(Extracted records)
....

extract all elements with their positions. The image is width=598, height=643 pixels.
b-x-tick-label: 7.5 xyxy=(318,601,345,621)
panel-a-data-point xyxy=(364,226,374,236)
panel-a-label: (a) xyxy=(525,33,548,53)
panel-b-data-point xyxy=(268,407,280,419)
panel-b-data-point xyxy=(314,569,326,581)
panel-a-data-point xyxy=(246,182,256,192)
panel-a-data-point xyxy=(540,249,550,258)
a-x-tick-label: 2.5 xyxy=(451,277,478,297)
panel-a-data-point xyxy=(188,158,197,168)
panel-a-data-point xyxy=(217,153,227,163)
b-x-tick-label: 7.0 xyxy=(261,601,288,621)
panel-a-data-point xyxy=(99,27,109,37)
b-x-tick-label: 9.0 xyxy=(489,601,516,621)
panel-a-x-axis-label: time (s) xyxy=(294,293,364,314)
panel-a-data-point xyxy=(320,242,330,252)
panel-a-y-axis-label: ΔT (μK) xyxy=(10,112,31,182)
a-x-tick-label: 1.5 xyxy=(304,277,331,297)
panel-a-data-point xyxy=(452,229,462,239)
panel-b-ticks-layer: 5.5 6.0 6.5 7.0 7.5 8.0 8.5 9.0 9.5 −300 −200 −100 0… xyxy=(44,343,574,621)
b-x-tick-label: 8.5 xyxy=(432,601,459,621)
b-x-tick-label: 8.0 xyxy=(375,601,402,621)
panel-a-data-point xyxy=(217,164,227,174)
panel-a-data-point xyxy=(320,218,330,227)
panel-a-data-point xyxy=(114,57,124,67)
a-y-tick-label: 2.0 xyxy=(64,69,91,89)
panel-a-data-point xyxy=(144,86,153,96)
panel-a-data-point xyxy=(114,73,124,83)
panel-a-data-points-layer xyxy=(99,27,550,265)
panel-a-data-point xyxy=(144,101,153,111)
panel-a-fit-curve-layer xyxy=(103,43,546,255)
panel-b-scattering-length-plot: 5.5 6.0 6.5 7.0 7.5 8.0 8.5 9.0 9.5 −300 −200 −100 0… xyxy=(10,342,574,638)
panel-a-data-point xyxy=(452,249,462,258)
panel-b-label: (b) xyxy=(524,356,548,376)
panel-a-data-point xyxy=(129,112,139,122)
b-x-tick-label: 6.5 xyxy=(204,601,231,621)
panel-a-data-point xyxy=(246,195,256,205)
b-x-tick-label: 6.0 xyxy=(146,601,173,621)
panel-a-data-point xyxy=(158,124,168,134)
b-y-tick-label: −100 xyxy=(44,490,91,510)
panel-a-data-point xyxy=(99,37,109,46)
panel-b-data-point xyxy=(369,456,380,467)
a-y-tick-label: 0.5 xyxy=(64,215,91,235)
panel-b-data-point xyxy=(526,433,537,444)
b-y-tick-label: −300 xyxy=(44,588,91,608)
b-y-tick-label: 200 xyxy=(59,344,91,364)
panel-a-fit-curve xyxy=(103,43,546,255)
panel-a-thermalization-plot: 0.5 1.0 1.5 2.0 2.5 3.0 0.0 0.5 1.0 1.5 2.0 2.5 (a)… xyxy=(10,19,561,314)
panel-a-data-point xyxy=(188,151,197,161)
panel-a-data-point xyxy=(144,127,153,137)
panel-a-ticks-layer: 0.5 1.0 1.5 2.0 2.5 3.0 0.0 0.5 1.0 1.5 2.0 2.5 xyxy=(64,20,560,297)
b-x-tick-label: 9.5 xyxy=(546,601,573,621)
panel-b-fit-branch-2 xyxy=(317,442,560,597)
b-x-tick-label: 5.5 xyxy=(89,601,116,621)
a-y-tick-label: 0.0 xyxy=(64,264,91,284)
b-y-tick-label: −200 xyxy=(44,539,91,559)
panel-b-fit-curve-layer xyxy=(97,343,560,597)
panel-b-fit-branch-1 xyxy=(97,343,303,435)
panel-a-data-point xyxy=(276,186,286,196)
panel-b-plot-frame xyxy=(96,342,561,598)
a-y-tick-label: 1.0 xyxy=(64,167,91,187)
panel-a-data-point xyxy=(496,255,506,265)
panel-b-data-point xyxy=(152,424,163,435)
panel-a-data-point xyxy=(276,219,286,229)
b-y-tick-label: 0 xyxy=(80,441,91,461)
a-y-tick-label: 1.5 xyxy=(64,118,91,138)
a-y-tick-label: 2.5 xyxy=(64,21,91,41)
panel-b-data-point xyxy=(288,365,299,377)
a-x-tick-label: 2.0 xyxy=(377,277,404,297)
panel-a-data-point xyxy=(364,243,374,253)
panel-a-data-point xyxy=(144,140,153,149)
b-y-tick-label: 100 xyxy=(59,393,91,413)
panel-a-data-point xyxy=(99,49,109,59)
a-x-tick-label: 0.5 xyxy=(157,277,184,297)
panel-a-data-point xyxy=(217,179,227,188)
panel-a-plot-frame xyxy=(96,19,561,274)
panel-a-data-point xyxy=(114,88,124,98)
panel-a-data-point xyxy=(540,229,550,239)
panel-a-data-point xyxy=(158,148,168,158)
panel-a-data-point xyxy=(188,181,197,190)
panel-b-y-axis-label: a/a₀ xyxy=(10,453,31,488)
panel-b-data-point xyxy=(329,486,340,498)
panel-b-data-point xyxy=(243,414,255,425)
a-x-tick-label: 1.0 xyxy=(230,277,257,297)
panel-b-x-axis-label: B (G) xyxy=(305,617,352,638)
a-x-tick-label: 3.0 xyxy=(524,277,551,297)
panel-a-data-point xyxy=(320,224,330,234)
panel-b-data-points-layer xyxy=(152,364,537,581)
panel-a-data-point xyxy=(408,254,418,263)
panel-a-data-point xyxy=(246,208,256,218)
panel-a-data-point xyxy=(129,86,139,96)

....

**What to work on**
Render the extracted records as a Markdown table with columns "No." and "Line", giving one row per line and skipping blank lines, starting at the first line of the records and ending at the line containing "panel-a-data-point xyxy=(320,242,330,252)".

**Completed exercise**
| No. | Line |
|---|---|
| 1 | extract all elements with their positions. The image is width=598, height=643 pixels. |
| 2 | b-x-tick-label: 7.5 xyxy=(318,601,345,621) |
| 3 | panel-a-data-point xyxy=(364,226,374,236) |
| 4 | panel-a-label: (a) xyxy=(525,33,548,53) |
| 5 | panel-b-data-point xyxy=(268,407,280,419) |
| 6 | panel-b-data-point xyxy=(314,569,326,581) |
| 7 | panel-a-data-point xyxy=(246,182,256,192) |
| 8 | panel-a-data-point xyxy=(540,249,550,258) |
| 9 | a-x-tick-label: 2.5 xyxy=(451,277,478,297) |
| 10 | panel-a-data-point xyxy=(188,158,197,168) |
| 11 | panel-a-data-point xyxy=(217,153,227,163) |
| 12 | b-x-tick-label: 7.0 xyxy=(261,601,288,621) |
| 13 | panel-a-data-point xyxy=(99,27,109,37) |
| 14 | b-x-tick-label: 9.0 xyxy=(489,601,516,621) |
| 15 | panel-a-x-axis-label: time (s) xyxy=(294,293,364,314) |
| 16 | panel-a-data-point xyxy=(320,242,330,252) |